AIM OF THE EXERCISE: Every line of the listing must be reproduced as it stands. Leave the images behind.

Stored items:
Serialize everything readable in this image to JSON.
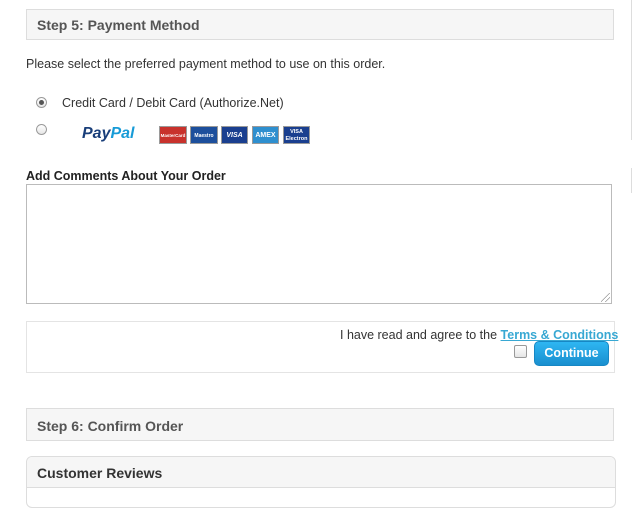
{
  "step5": {
    "title": "Step 5: Payment Method"
  },
  "payment": {
    "instruction": "Please select the preferred payment method to use on this order.",
    "options": [
      {
        "label": "Credit Card / Debit Card (Authorize.Net)",
        "selected": true
      },
      {
        "label": "PayPal",
        "selected": false
      }
    ],
    "paypal_logo": {
      "pay": "Pay",
      "pal": "Pal",
      "pay_color": "#1a3f7a",
      "pal_color": "#179bd7"
    },
    "cards": [
      {
        "label": "MasterCard",
        "color": "#c8322c"
      },
      {
        "label": "Maestro",
        "color": "#1d4f9c"
      },
      {
        "label": "VISA",
        "color": "#1a3f8f"
      },
      {
        "label": "AMEX",
        "color": "#2e8fcf"
      },
      {
        "label": "VISA Electron",
        "color": "#1a3f8f"
      }
    ]
  },
  "comments": {
    "label": "Add Comments About Your Order",
    "value": ""
  },
  "agreement": {
    "text": "I have read and agree to the ",
    "link_text": "Terms & Conditions",
    "checked": false
  },
  "continue_button": {
    "label": "Continue",
    "color": "#1fa3e3"
  },
  "step6": {
    "title": "Step 6: Confirm Order"
  },
  "reviews": {
    "title": "Customer Reviews"
  },
  "colors": {
    "link": "#38a8d3",
    "header_bg": "#f6f6f6",
    "border": "#dddddd"
  }
}
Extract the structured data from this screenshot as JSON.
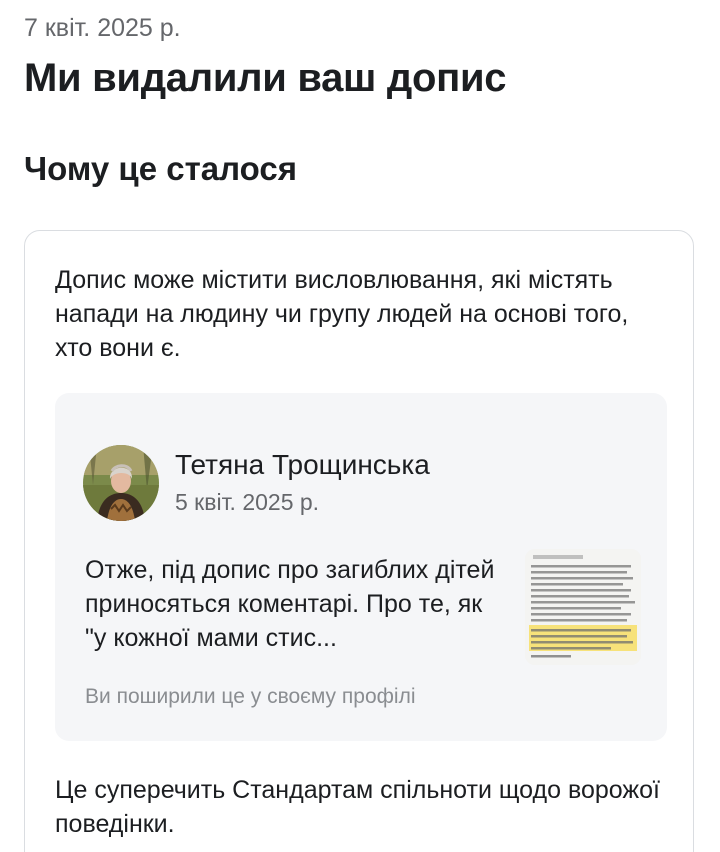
{
  "notice": {
    "date": "7 квіт. 2025 р.",
    "title": "Ми видалили ваш допис",
    "section_title": "Чому це сталося"
  },
  "card": {
    "reason_text": "Допис може містити висловлювання, які містять напади на людину чи групу людей на основі того, хто вони є.",
    "post": {
      "author": "Тетяна Трощинська",
      "date": "5 квіт. 2025 р.",
      "text": "Отже, під допис про загиблих дітей приносяться коментарі. Про те, як \"у кожної мами стис...",
      "shared_label": "Ви поширили це у своєму профілі",
      "avatar_icon": "profile-photo",
      "thumbnail_icon": "screenshot-thumbnail"
    },
    "violation_text": "Це суперечить Стандартам спільноти щодо ворожої поведінки."
  },
  "colors": {
    "primary_text": "#1c1e21",
    "secondary_text": "#65676b",
    "muted_text": "#8a8d91",
    "card_border": "#dadde1",
    "post_background": "#f5f6f8",
    "highlight": "#f7e27a"
  }
}
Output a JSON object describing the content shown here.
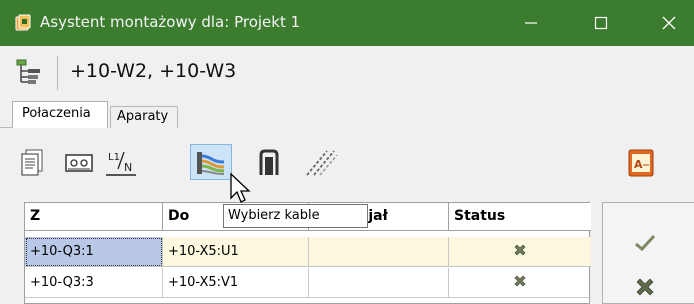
{
  "window": {
    "title": "Asystent montażowy dla: Projekt 1",
    "accent": "#3b7c2f"
  },
  "header": {
    "title": "+10-W2, +10-W3",
    "icon": "tree-structure-icon"
  },
  "tabs": [
    {
      "label": "Połaczenia",
      "active": true
    },
    {
      "label": "Aparaty",
      "active": false
    }
  ],
  "toolbar": {
    "icons": [
      "document-icon",
      "terminal-icon",
      "phase-neutral-icon",
      "select-cables-icon",
      "connector-icon",
      "wires-icon"
    ],
    "report_icon": "report-icon",
    "selected": "select-cables-icon"
  },
  "tooltip": {
    "text": "Wybierz kable"
  },
  "table": {
    "columns": [
      "Z",
      "Do",
      "Potencjał",
      "Status"
    ],
    "rows": [
      {
        "z": "+10-Q3:1",
        "do": "+10-X5:U1",
        "potencjal": "",
        "status": "x-icon"
      },
      {
        "z": "+10-Q3:3",
        "do": "+10-X5:V1",
        "potencjal": "",
        "status": "x-icon"
      }
    ]
  },
  "side_buttons": [
    "checkmark-icon",
    "cross-icon"
  ]
}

RESPONSE FOR THIS EXERCISE:
Serialize everything readable in this image to JSON.
{
  "step5": {
    "title": "Step 5: Payment Method"
  },
  "payment": {
    "instruction": "Please select the preferred payment method to use on this order.",
    "options": [
      {
        "label": "Credit Card / Debit Card (Authorize.Net)",
        "selected": true
      },
      {
        "label": "PayPal",
        "selected": false
      }
    ],
    "paypal_logo": {
      "pay": "Pay",
      "pal": "Pal",
      "pay_color": "#1a3f7a",
      "pal_color": "#179bd7"
    },
    "cards": [
      {
        "label": "MasterCard",
        "color": "#c8322c"
      },
      {
        "label": "Maestro",
        "color": "#1d4f9c"
      },
      {
        "label": "VISA",
        "color": "#1a3f8f"
      },
      {
        "label": "AMEX",
        "color": "#2e8fcf"
      },
      {
        "label": "VISA Electron",
        "color": "#1a3f8f"
      }
    ]
  },
  "comments": {
    "label": "Add Comments About Your Order",
    "value": ""
  },
  "agreement": {
    "text": "I have read and agree to the ",
    "link_text": "Terms & Conditions",
    "checked": false
  },
  "continue_button": {
    "label": "Continue",
    "color": "#1fa3e3"
  },
  "step6": {
    "title": "Step 6: Confirm Order"
  },
  "reviews": {
    "title": "Customer Reviews"
  },
  "colors": {
    "link": "#38a8d3",
    "header_bg": "#f6f6f6",
    "border": "#dddddd"
  }
}
Extract the structured data from this screenshot as JSON.
{
  "notice": {
    "date": "7 квіт. 2025 р.",
    "title": "Ми видалили ваш допис",
    "section_title": "Чому це сталося"
  },
  "card": {
    "reason_text": "Допис може містити висловлювання, які містять напади на людину чи групу людей на основі того, хто вони є.",
    "post": {
      "author": "Тетяна Трощинська",
      "date": "5 квіт. 2025 р.",
      "text": "Отже, під допис про загиблих дітей приносяться коментарі. Про те, як \"у кожної мами стис...",
      "shared_label": "Ви поширили це у своєму профілі",
      "avatar_icon": "profile-photo",
      "thumbnail_icon": "screenshot-thumbnail"
    },
    "violation_text": "Це суперечить Стандартам спільноти щодо ворожої поведінки."
  },
  "colors": {
    "primary_text": "#1c1e21",
    "secondary_text": "#65676b",
    "muted_text": "#8a8d91",
    "card_border": "#dadde1",
    "post_background": "#f5f6f8",
    "highlight": "#f7e27a"
  }
}
Output a JSON object describing the content shown here.
{
  "window": {
    "title": "Asystent montażowy dla: Projekt 1",
    "accent": "#3b7c2f"
  },
  "header": {
    "title": "+10-W2, +10-W3",
    "icon": "tree-structure-icon"
  },
  "tabs": [
    {
      "label": "Połaczenia",
      "active": true
    },
    {
      "label": "Aparaty",
      "active": false
    }
  ],
  "toolbar": {
    "icons": [
      "document-icon",
      "terminal-icon",
      "phase-neutral-icon",
      "select-cables-icon",
      "connector-icon",
      "wires-icon"
    ],
    "report_icon": "report-icon",
    "selected": "select-cables-icon"
  },
  "tooltip": {
    "text": "Wybierz kable"
  },
  "table": {
    "columns": [
      "Z",
      "Do",
      "Potencjał",
      "Status"
    ],
    "rows": [
      {
        "z": "+10-Q3:1",
        "do": "+10-X5:U1",
        "potencjal": "",
        "status": "x-icon"
      },
      {
        "z": "+10-Q3:3",
        "do": "+10-X5:V1",
        "potencjal": "",
        "status": "x-icon"
      }
    ]
  },
  "side_buttons": [
    "checkmark-icon",
    "cross-icon"
  ]
}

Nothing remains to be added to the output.